YOUR INSTRUCTIONS
Below are some records. Say how many of their lines include the string "magic", giving only the number.

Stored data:
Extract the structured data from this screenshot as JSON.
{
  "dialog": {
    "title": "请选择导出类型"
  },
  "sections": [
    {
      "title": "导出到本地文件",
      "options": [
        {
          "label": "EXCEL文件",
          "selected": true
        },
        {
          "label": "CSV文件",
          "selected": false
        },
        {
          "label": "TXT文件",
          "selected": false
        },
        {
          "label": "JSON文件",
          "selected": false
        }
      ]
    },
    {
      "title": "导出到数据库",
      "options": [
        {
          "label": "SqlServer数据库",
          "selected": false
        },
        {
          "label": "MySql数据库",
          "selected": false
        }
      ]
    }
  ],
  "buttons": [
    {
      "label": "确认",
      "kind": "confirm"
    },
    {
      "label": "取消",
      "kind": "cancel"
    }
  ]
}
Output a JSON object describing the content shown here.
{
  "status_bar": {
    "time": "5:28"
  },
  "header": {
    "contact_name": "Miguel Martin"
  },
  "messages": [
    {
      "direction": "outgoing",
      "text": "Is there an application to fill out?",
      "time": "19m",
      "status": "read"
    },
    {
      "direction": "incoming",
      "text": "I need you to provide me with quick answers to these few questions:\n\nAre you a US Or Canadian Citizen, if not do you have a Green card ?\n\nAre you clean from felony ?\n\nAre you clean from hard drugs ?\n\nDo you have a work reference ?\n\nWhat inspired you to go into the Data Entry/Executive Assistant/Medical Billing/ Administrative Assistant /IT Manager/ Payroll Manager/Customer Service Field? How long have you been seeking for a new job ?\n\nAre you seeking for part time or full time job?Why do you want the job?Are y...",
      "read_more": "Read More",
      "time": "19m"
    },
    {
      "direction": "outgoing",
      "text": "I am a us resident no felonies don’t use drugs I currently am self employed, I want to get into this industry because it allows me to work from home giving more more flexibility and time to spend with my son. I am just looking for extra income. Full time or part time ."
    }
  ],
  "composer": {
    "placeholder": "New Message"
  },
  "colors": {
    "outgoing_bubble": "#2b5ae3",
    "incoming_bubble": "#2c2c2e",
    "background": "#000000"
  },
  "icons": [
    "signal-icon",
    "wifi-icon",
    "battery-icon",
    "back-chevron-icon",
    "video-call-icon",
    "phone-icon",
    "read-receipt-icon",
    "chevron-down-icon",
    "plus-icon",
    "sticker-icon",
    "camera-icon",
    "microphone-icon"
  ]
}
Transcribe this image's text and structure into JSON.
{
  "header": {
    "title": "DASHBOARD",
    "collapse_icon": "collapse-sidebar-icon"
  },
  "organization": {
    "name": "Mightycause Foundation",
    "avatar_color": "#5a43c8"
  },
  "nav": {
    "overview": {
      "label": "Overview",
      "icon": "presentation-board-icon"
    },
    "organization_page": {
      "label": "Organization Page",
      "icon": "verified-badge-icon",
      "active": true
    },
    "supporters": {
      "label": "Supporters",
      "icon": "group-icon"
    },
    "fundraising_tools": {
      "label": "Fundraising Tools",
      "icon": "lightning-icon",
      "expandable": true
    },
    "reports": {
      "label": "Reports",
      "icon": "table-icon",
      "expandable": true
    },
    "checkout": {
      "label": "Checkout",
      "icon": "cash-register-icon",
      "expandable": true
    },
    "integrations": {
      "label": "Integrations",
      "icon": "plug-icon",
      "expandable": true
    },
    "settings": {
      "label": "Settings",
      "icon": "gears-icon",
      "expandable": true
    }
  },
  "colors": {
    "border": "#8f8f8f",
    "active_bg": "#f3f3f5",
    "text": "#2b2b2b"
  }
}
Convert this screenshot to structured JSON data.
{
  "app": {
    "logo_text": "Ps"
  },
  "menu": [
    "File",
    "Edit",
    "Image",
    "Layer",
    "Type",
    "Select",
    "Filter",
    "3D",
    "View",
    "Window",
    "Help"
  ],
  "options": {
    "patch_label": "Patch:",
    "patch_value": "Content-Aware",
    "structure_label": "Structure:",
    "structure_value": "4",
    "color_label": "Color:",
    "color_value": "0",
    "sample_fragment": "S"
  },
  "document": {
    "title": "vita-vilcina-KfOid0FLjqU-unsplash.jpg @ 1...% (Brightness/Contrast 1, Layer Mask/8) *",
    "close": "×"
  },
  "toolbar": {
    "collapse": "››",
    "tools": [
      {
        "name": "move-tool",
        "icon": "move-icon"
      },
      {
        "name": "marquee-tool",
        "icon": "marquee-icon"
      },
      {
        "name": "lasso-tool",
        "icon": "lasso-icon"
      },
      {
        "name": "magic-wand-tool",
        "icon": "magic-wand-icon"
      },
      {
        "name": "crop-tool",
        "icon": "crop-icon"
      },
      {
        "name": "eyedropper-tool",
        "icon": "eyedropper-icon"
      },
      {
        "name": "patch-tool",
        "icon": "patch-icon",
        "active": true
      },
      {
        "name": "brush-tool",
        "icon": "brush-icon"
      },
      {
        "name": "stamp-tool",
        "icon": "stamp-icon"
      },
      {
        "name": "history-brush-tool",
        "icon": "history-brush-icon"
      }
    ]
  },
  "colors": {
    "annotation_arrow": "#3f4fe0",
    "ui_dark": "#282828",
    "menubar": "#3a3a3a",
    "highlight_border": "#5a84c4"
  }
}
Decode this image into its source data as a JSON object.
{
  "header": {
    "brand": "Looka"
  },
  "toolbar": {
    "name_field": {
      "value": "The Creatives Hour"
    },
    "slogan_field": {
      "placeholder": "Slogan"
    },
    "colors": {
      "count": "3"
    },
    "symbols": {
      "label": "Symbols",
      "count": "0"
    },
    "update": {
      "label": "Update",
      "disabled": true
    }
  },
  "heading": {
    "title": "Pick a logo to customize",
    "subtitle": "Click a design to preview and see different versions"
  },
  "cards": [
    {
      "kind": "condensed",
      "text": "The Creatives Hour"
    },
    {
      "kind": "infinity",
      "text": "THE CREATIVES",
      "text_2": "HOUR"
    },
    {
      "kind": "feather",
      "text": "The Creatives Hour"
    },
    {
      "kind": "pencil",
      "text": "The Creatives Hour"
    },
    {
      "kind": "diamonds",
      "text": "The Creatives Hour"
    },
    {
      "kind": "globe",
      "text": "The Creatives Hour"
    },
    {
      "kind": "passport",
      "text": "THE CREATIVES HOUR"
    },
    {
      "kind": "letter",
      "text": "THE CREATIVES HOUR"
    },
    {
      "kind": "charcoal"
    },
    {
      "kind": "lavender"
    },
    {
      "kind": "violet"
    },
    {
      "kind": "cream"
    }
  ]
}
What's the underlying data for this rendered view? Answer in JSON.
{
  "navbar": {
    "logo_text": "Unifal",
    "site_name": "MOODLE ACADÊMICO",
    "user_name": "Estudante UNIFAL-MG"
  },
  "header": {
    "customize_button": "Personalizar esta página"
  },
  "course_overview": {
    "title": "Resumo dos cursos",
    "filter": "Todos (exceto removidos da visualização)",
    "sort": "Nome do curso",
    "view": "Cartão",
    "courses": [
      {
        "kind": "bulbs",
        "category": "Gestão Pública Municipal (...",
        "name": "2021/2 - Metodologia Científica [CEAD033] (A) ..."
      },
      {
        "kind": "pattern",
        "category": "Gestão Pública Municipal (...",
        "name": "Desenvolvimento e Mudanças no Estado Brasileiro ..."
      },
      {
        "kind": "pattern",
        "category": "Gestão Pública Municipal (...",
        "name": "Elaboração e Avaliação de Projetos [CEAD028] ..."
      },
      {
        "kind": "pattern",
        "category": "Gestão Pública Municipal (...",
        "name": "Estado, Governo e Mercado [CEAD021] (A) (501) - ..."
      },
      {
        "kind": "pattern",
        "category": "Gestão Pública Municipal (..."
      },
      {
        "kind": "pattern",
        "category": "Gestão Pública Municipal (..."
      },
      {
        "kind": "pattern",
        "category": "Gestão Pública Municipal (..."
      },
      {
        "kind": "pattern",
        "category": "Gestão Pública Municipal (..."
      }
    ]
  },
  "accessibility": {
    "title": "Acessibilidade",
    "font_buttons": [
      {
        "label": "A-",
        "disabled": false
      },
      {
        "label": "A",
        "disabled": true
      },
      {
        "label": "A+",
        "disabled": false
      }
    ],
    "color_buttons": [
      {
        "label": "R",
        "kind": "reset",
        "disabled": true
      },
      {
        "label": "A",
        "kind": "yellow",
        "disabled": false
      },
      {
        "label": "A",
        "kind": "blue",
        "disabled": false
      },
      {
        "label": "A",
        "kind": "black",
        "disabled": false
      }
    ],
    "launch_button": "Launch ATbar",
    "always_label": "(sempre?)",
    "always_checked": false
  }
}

REPLY
2